## START

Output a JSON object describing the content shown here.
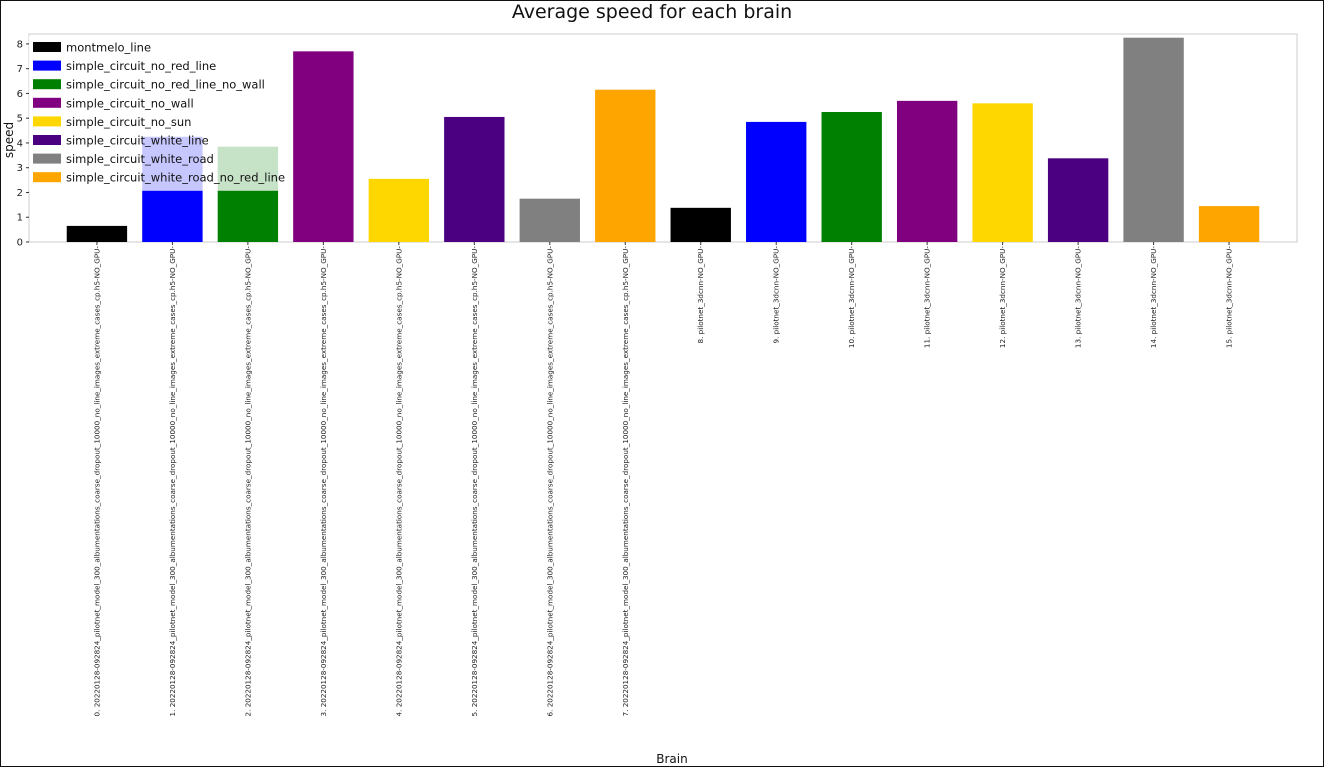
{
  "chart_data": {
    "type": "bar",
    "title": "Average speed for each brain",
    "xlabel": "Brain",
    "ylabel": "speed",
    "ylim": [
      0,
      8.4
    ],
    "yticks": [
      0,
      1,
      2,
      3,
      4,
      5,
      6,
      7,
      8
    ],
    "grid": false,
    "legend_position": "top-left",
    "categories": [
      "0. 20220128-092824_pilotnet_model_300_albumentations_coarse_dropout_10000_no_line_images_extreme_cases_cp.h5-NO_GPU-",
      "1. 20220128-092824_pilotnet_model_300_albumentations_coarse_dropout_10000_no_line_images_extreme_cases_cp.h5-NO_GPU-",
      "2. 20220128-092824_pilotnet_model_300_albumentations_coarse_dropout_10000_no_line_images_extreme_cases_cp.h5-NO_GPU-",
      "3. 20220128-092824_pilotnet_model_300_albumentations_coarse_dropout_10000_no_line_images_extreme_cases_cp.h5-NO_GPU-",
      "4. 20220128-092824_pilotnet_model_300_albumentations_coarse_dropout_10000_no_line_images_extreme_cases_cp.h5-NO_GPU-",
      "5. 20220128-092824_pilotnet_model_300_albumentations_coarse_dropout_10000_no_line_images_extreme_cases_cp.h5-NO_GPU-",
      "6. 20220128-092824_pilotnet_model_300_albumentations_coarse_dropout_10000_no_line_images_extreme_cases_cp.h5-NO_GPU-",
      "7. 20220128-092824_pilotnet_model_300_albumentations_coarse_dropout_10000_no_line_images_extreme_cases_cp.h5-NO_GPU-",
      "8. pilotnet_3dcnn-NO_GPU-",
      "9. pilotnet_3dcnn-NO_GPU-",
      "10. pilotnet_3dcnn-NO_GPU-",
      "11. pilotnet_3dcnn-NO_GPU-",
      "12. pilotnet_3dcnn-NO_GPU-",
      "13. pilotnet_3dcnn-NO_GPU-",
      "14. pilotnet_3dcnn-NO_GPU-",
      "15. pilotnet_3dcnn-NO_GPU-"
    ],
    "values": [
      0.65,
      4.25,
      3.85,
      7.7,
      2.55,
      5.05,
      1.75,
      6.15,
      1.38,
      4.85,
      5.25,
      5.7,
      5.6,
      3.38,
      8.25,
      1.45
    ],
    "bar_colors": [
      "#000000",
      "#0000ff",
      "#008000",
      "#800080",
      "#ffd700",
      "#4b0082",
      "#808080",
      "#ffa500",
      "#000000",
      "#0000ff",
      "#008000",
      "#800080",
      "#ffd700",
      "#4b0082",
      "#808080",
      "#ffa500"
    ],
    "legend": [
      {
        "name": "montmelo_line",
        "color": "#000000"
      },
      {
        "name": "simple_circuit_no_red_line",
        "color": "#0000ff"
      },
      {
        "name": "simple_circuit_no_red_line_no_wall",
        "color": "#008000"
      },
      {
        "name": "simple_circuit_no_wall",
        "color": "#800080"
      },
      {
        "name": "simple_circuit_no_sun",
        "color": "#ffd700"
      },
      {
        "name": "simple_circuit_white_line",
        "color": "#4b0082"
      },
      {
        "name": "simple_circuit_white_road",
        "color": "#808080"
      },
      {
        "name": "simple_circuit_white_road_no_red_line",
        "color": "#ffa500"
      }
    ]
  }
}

## END

## Exercise details
Repeat the data exactly, excluding the pictures.

## Response
Output a JSON object describing the content shown here.
{
  "chart_data": {
    "type": "bar",
    "title": "Average speed for each brain",
    "xlabel": "Brain",
    "ylabel": "speed",
    "ylim": [
      0,
      8.4
    ],
    "yticks": [
      0,
      1,
      2,
      3,
      4,
      5,
      6,
      7,
      8
    ],
    "grid": false,
    "legend_position": "top-left",
    "categories": [
      "0. 20220128-092824_pilotnet_model_300_albumentations_coarse_dropout_10000_no_line_images_extreme_cases_cp.h5-NO_GPU-",
      "1. 20220128-092824_pilotnet_model_300_albumentations_coarse_dropout_10000_no_line_images_extreme_cases_cp.h5-NO_GPU-",
      "2. 20220128-092824_pilotnet_model_300_albumentations_coarse_dropout_10000_no_line_images_extreme_cases_cp.h5-NO_GPU-",
      "3. 20220128-092824_pilotnet_model_300_albumentations_coarse_dropout_10000_no_line_images_extreme_cases_cp.h5-NO_GPU-",
      "4. 20220128-092824_pilotnet_model_300_albumentations_coarse_dropout_10000_no_line_images_extreme_cases_cp.h5-NO_GPU-",
      "5. 20220128-092824_pilotnet_model_300_albumentations_coarse_dropout_10000_no_line_images_extreme_cases_cp.h5-NO_GPU-",
      "6. 20220128-092824_pilotnet_model_300_albumentations_coarse_dropout_10000_no_line_images_extreme_cases_cp.h5-NO_GPU-",
      "7. 20220128-092824_pilotnet_model_300_albumentations_coarse_dropout_10000_no_line_images_extreme_cases_cp.h5-NO_GPU-",
      "8. pilotnet_3dcnn-NO_GPU-",
      "9. pilotnet_3dcnn-NO_GPU-",
      "10. pilotnet_3dcnn-NO_GPU-",
      "11. pilotnet_3dcnn-NO_GPU-",
      "12. pilotnet_3dcnn-NO_GPU-",
      "13. pilotnet_3dcnn-NO_GPU-",
      "14. pilotnet_3dcnn-NO_GPU-",
      "15. pilotnet_3dcnn-NO_GPU-"
    ],
    "values": [
      0.65,
      4.25,
      3.85,
      7.7,
      2.55,
      5.05,
      1.75,
      6.15,
      1.38,
      4.85,
      5.25,
      5.7,
      5.6,
      3.38,
      8.25,
      1.45
    ],
    "bar_colors": [
      "#000000",
      "#0000ff",
      "#008000",
      "#800080",
      "#ffd700",
      "#4b0082",
      "#808080",
      "#ffa500",
      "#000000",
      "#0000ff",
      "#008000",
      "#800080",
      "#ffd700",
      "#4b0082",
      "#808080",
      "#ffa500"
    ],
    "legend": [
      {
        "name": "montmelo_line",
        "color": "#000000"
      },
      {
        "name": "simple_circuit_no_red_line",
        "color": "#0000ff"
      },
      {
        "name": "simple_circuit_no_red_line_no_wall",
        "color": "#008000"
      },
      {
        "name": "simple_circuit_no_wall",
        "color": "#800080"
      },
      {
        "name": "simple_circuit_no_sun",
        "color": "#ffd700"
      },
      {
        "name": "simple_circuit_white_line",
        "color": "#4b0082"
      },
      {
        "name": "simple_circuit_white_road",
        "color": "#808080"
      },
      {
        "name": "simple_circuit_white_road_no_red_line",
        "color": "#ffa500"
      }
    ]
  }
}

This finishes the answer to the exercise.